%%
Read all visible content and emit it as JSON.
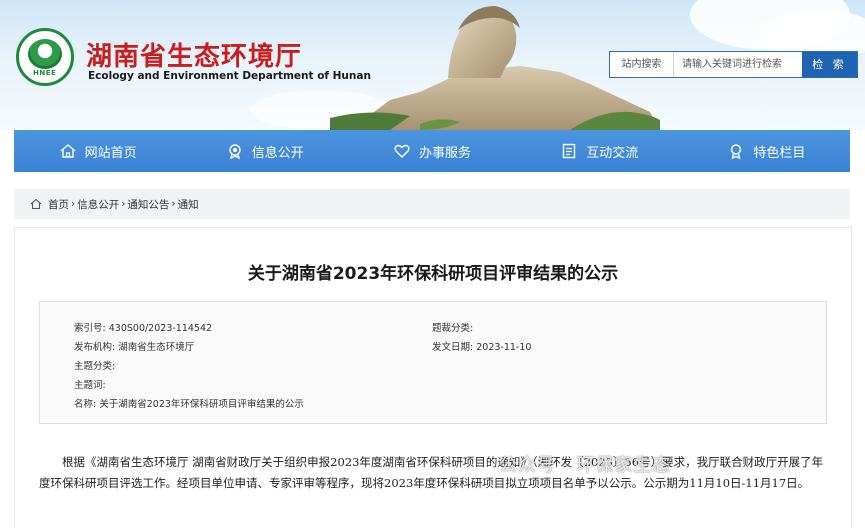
{
  "header": {
    "site_name_cn": "湖南省生态环境厅",
    "site_name_en": "Ecology and Environment Department of Hunan",
    "logo_text": "HNEE",
    "search": {
      "scope": "站内搜索",
      "placeholder": "请输入关键词进行检索",
      "button": "检 索"
    }
  },
  "nav": [
    {
      "label": "网站首页",
      "icon": "home-icon"
    },
    {
      "label": "信息公开",
      "icon": "badge-icon"
    },
    {
      "label": "办事服务",
      "icon": "heart-icon"
    },
    {
      "label": "互动交流",
      "icon": "document-icon"
    },
    {
      "label": "特色栏目",
      "icon": "award-icon"
    }
  ],
  "breadcrumb": [
    "首页",
    "信息公开",
    "通知公告",
    "通知"
  ],
  "breadcrumb_sep": "›",
  "article": {
    "title": "关于湖南省2023年环保科研项目评审结果的公示",
    "meta": {
      "index_label": "索引号:",
      "index_value": "430S00/2023-114542",
      "category_label": "题裁分类:",
      "category_value": "",
      "publisher_label": "发布机构:",
      "publisher_value": "湖南省生态环境厅",
      "date_label": "发文日期:",
      "date_value": "2023-11-10",
      "topic_label": "主题分类:",
      "topic_value": "",
      "keywords_label": "主题词:",
      "keywords_value": "",
      "name_label": "名称:",
      "name_value": "关于湖南省2023年环保科研项目评审结果的公示"
    },
    "body": "根据《湖南省生态环境厅 湖南省财政厅关于组织申报2023年度湖南省环保科研项目的通知》（湘环发〔2023〕56号）要求，我厅联合财政厅开展了年度环保科研项目评选工作。经项目单位申请、专家评审等程序，现将2023年度环保科研项目拟立项项目名单予以公示。公示期为11月10日-11月17日。"
  },
  "watermark": "公众号 · 环保家生态",
  "colors": {
    "nav_blue": "#3b82d3",
    "title_red": "#c81e1e",
    "search_blue": "#1f64b3"
  }
}
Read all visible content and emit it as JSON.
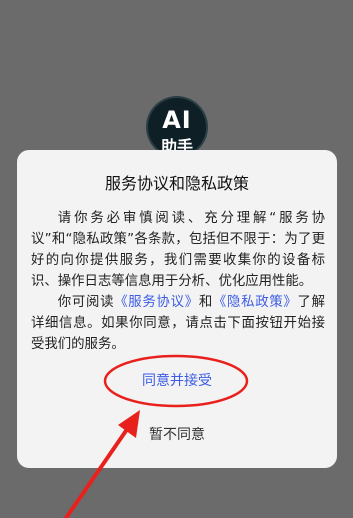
%%
Keep the pictures out and write out the records exactly.

Read all visible content and emit it as JSON.
{
  "header": {
    "site_name_cn": "湖南省生态环境厅",
    "site_name_en": "Ecology and Environment Department of Hunan",
    "logo_text": "HNEE",
    "search": {
      "scope": "站内搜索",
      "placeholder": "请输入关键词进行检索",
      "button": "检 索"
    }
  },
  "nav": [
    {
      "label": "网站首页",
      "icon": "home-icon"
    },
    {
      "label": "信息公开",
      "icon": "badge-icon"
    },
    {
      "label": "办事服务",
      "icon": "heart-icon"
    },
    {
      "label": "互动交流",
      "icon": "document-icon"
    },
    {
      "label": "特色栏目",
      "icon": "award-icon"
    }
  ],
  "breadcrumb": [
    "首页",
    "信息公开",
    "通知公告",
    "通知"
  ],
  "breadcrumb_sep": "›",
  "article": {
    "title": "关于湖南省2023年环保科研项目评审结果的公示",
    "meta": {
      "index_label": "索引号:",
      "index_value": "430S00/2023-114542",
      "category_label": "题裁分类:",
      "category_value": "",
      "publisher_label": "发布机构:",
      "publisher_value": "湖南省生态环境厅",
      "date_label": "发文日期:",
      "date_value": "2023-11-10",
      "topic_label": "主题分类:",
      "topic_value": "",
      "keywords_label": "主题词:",
      "keywords_value": "",
      "name_label": "名称:",
      "name_value": "关于湖南省2023年环保科研项目评审结果的公示"
    },
    "body": "根据《湖南省生态环境厅 湖南省财政厅关于组织申报2023年度湖南省环保科研项目的通知》（湘环发〔2023〕56号）要求，我厅联合财政厅开展了年度环保科研项目评选工作。经项目单位申请、专家评审等程序，现将2023年度环保科研项目拟立项项目名单予以公示。公示期为11月10日-11月17日。"
  },
  "watermark": "公众号 · 环保家生态",
  "colors": {
    "nav_blue": "#3b82d3",
    "title_red": "#c81e1e",
    "search_blue": "#1f64b3"
  }
}
Read all visible content and emit it as JSON.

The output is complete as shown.